- [Aim]:
Pull every line holding the string "span" from the records below.

- [Figure contents as structured data]:
● ● ●

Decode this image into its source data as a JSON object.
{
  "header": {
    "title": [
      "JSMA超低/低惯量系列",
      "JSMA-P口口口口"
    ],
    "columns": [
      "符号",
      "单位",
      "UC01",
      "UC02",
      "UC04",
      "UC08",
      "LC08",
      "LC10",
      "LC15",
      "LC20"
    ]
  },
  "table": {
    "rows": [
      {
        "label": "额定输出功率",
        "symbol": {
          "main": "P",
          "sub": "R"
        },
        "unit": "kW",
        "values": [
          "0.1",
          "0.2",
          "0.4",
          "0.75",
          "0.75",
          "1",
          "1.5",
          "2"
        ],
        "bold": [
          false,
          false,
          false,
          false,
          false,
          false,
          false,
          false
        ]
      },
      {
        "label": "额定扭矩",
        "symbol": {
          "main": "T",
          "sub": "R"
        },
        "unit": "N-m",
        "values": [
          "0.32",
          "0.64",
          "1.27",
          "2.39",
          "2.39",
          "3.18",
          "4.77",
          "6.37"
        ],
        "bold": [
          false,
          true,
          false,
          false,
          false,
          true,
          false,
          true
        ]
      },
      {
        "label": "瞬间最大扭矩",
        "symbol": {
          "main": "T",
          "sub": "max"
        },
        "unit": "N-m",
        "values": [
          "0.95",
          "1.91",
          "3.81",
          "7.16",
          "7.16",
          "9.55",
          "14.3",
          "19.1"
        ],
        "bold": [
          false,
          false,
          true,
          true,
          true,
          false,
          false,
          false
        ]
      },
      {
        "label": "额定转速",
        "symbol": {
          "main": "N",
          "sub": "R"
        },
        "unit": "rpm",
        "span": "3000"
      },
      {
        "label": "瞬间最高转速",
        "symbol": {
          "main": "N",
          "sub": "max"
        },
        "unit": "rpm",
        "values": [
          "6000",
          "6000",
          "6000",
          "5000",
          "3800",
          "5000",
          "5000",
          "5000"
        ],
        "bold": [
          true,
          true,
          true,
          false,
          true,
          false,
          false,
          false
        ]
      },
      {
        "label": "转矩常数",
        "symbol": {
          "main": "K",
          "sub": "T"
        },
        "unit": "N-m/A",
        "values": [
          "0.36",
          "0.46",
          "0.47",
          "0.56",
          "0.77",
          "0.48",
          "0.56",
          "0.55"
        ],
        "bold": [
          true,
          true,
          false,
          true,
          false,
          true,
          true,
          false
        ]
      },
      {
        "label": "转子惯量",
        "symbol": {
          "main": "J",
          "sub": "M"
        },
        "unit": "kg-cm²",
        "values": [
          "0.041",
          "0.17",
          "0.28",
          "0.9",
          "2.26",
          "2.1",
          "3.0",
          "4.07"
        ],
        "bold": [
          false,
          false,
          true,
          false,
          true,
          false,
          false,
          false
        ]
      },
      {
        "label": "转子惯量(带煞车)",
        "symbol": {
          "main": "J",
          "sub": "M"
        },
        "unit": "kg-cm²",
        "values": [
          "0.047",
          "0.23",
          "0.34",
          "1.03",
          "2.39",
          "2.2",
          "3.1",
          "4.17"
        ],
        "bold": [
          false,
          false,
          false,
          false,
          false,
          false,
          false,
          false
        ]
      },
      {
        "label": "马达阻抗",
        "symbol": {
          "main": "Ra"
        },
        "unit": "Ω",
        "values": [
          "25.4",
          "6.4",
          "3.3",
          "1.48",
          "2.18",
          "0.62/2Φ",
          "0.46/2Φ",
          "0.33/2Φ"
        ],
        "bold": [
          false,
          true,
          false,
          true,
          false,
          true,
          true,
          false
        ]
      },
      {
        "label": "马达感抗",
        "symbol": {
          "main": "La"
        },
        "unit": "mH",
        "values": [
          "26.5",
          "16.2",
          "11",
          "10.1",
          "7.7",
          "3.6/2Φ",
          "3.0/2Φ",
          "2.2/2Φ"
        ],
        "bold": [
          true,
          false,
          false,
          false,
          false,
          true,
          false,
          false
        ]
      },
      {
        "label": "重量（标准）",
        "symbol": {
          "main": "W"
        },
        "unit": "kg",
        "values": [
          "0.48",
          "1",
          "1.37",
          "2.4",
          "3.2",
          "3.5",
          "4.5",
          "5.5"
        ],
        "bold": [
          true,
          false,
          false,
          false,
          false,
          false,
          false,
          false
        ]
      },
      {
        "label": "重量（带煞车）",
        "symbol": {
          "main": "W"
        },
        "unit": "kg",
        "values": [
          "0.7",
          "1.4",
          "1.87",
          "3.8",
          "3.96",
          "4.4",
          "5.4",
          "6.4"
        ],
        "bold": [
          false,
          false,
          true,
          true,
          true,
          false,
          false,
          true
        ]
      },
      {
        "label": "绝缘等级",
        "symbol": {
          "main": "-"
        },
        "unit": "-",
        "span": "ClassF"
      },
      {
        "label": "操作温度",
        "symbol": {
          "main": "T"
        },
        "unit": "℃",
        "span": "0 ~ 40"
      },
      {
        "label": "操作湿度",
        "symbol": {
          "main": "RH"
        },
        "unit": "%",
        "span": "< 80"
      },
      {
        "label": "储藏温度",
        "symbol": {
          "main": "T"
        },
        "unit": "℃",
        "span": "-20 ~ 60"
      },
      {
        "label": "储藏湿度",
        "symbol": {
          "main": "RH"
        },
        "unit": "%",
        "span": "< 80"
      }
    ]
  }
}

● ● ●

- [Completed exercise]:
        "span": "3000"
        "span": "ClassF"
        "span": "0 ~ 40"
        "span": "< 80"
        "span": "-20 ~ 60"
        "span": "< 80"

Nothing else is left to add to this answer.